(WHAT IS NEEDED): Repeat the entire listing exactly as written.

>> start GIVEN RECORDS

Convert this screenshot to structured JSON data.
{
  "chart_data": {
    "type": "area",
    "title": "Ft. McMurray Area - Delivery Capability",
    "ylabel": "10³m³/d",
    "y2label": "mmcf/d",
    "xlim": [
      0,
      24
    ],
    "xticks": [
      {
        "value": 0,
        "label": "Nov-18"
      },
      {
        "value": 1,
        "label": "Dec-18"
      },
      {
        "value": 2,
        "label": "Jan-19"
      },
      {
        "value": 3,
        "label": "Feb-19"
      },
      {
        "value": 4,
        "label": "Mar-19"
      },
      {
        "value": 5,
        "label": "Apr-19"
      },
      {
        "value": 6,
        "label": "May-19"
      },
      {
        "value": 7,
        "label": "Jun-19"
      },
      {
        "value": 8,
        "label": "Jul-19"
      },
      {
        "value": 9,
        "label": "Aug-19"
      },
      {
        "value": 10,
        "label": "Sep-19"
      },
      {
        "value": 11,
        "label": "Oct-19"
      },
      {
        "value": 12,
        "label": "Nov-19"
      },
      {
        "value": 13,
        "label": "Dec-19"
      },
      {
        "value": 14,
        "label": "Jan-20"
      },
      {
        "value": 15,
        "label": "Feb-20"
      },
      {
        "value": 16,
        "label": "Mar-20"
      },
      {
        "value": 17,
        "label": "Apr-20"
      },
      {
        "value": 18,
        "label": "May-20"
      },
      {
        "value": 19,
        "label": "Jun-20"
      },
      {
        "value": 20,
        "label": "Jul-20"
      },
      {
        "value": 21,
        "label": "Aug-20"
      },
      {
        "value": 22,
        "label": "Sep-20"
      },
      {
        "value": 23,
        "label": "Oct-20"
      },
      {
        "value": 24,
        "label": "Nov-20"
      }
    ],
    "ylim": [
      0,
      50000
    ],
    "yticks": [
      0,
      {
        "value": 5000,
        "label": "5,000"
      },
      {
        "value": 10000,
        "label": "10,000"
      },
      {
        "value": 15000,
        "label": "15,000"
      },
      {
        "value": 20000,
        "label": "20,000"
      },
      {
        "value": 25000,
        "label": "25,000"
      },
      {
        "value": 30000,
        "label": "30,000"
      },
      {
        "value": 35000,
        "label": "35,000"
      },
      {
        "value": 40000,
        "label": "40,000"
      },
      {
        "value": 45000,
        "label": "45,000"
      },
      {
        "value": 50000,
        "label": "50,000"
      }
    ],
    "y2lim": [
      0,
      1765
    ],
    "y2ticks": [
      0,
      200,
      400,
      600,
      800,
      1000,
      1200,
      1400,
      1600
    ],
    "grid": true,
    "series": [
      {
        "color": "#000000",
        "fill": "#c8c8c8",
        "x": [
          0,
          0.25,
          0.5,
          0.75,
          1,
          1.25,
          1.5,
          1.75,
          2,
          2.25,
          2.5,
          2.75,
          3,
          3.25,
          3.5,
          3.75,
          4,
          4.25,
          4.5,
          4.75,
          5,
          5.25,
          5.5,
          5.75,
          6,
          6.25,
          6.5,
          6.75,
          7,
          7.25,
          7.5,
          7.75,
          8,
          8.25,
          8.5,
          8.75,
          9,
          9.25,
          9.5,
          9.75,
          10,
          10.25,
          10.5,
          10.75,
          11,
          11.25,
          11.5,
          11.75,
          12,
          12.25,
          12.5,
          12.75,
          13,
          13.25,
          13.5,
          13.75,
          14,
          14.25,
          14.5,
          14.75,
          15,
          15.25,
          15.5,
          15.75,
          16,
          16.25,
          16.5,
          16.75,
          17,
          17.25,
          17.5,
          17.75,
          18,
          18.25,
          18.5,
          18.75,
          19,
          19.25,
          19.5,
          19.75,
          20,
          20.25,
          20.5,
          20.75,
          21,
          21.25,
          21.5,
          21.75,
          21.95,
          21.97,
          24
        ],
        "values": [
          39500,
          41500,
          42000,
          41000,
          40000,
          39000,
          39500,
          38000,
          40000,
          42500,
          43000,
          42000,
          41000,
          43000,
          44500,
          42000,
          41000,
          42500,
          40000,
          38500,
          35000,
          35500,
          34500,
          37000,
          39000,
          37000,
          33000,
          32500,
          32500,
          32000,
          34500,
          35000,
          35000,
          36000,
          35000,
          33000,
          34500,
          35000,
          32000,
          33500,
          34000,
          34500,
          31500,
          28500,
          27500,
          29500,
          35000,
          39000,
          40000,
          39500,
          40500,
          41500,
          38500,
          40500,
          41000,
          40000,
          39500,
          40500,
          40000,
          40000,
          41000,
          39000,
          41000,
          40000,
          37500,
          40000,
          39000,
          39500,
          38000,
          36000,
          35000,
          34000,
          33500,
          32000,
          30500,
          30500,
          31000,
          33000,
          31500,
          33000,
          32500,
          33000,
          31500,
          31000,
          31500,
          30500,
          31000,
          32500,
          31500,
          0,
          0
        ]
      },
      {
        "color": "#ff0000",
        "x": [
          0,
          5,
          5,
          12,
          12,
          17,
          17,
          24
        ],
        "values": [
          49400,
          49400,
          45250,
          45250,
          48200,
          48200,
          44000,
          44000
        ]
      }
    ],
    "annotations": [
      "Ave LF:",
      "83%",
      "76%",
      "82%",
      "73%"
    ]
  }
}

>> end GIVEN RECORDS

(COMPLETED EXERCISE):
Convert this screenshot to structured JSON data.
{
  "chart_data": {
    "type": "area",
    "title": "Ft. McMurray Area - Delivery Capability",
    "ylabel": "10³m³/d",
    "y2label": "mmcf/d",
    "xlim": [
      0,
      24
    ],
    "xticks": [
      {
        "value": 0,
        "label": "Nov-18"
      },
      {
        "value": 1,
        "label": "Dec-18"
      },
      {
        "value": 2,
        "label": "Jan-19"
      },
      {
        "value": 3,
        "label": "Feb-19"
      },
      {
        "value": 4,
        "label": "Mar-19"
      },
      {
        "value": 5,
        "label": "Apr-19"
      },
      {
        "value": 6,
        "label": "May-19"
      },
      {
        "value": 7,
        "label": "Jun-19"
      },
      {
        "value": 8,
        "label": "Jul-19"
      },
      {
        "value": 9,
        "label": "Aug-19"
      },
      {
        "value": 10,
        "label": "Sep-19"
      },
      {
        "value": 11,
        "label": "Oct-19"
      },
      {
        "value": 12,
        "label": "Nov-19"
      },
      {
        "value": 13,
        "label": "Dec-19"
      },
      {
        "value": 14,
        "label": "Jan-20"
      },
      {
        "value": 15,
        "label": "Feb-20"
      },
      {
        "value": 16,
        "label": "Mar-20"
      },
      {
        "value": 17,
        "label": "Apr-20"
      },
      {
        "value": 18,
        "label": "May-20"
      },
      {
        "value": 19,
        "label": "Jun-20"
      },
      {
        "value": 20,
        "label": "Jul-20"
      },
      {
        "value": 21,
        "label": "Aug-20"
      },
      {
        "value": 22,
        "label": "Sep-20"
      },
      {
        "value": 23,
        "label": "Oct-20"
      },
      {
        "value": 24,
        "label": "Nov-20"
      }
    ],
    "ylim": [
      0,
      50000
    ],
    "yticks": [
      0,
      {
        "value": 5000,
        "label": "5,000"
      },
      {
        "value": 10000,
        "label": "10,000"
      },
      {
        "value": 15000,
        "label": "15,000"
      },
      {
        "value": 20000,
        "label": "20,000"
      },
      {
        "value": 25000,
        "label": "25,000"
      },
      {
        "value": 30000,
        "label": "30,000"
      },
      {
        "value": 35000,
        "label": "35,000"
      },
      {
        "value": 40000,
        "label": "40,000"
      },
      {
        "value": 45000,
        "label": "45,000"
      },
      {
        "value": 50000,
        "label": "50,000"
      }
    ],
    "y2lim": [
      0,
      1765
    ],
    "y2ticks": [
      0,
      200,
      400,
      600,
      800,
      1000,
      1200,
      1400,
      1600
    ],
    "grid": true,
    "series": [
      {
        "color": "#000000",
        "fill": "#c8c8c8",
        "x": [
          0,
          0.25,
          0.5,
          0.75,
          1,
          1.25,
          1.5,
          1.75,
          2,
          2.25,
          2.5,
          2.75,
          3,
          3.25,
          3.5,
          3.75,
          4,
          4.25,
          4.5,
          4.75,
          5,
          5.25,
          5.5,
          5.75,
          6,
          6.25,
          6.5,
          6.75,
          7,
          7.25,
          7.5,
          7.75,
          8,
          8.25,
          8.5,
          8.75,
          9,
          9.25,
          9.5,
          9.75,
          10,
          10.25,
          10.5,
          10.75,
          11,
          11.25,
          11.5,
          11.75,
          12,
          12.25,
          12.5,
          12.75,
          13,
          13.25,
          13.5,
          13.75,
          14,
          14.25,
          14.5,
          14.75,
          15,
          15.25,
          15.5,
          15.75,
          16,
          16.25,
          16.5,
          16.75,
          17,
          17.25,
          17.5,
          17.75,
          18,
          18.25,
          18.5,
          18.75,
          19,
          19.25,
          19.5,
          19.75,
          20,
          20.25,
          20.5,
          20.75,
          21,
          21.25,
          21.5,
          21.75,
          21.95,
          21.97,
          24
        ],
        "values": [
          39500,
          41500,
          42000,
          41000,
          40000,
          39000,
          39500,
          38000,
          40000,
          42500,
          43000,
          42000,
          41000,
          43000,
          44500,
          42000,
          41000,
          42500,
          40000,
          38500,
          35000,
          35500,
          34500,
          37000,
          39000,
          37000,
          33000,
          32500,
          32500,
          32000,
          34500,
          35000,
          35000,
          36000,
          35000,
          33000,
          34500,
          35000,
          32000,
          33500,
          34000,
          34500,
          31500,
          28500,
          27500,
          29500,
          35000,
          39000,
          40000,
          39500,
          40500,
          41500,
          38500,
          40500,
          41000,
          40000,
          39500,
          40500,
          40000,
          40000,
          41000,
          39000,
          41000,
          40000,
          37500,
          40000,
          39000,
          39500,
          38000,
          36000,
          35000,
          34000,
          33500,
          32000,
          30500,
          30500,
          31000,
          33000,
          31500,
          33000,
          32500,
          33000,
          31500,
          31000,
          31500,
          30500,
          31000,
          32500,
          31500,
          0,
          0
        ]
      },
      {
        "color": "#ff0000",
        "x": [
          0,
          5,
          5,
          12,
          12,
          17,
          17,
          24
        ],
        "values": [
          49400,
          49400,
          45250,
          45250,
          48200,
          48200,
          44000,
          44000
        ]
      }
    ],
    "annotations": [
      "Ave LF:",
      "83%",
      "76%",
      "82%",
      "73%"
    ]
  }
}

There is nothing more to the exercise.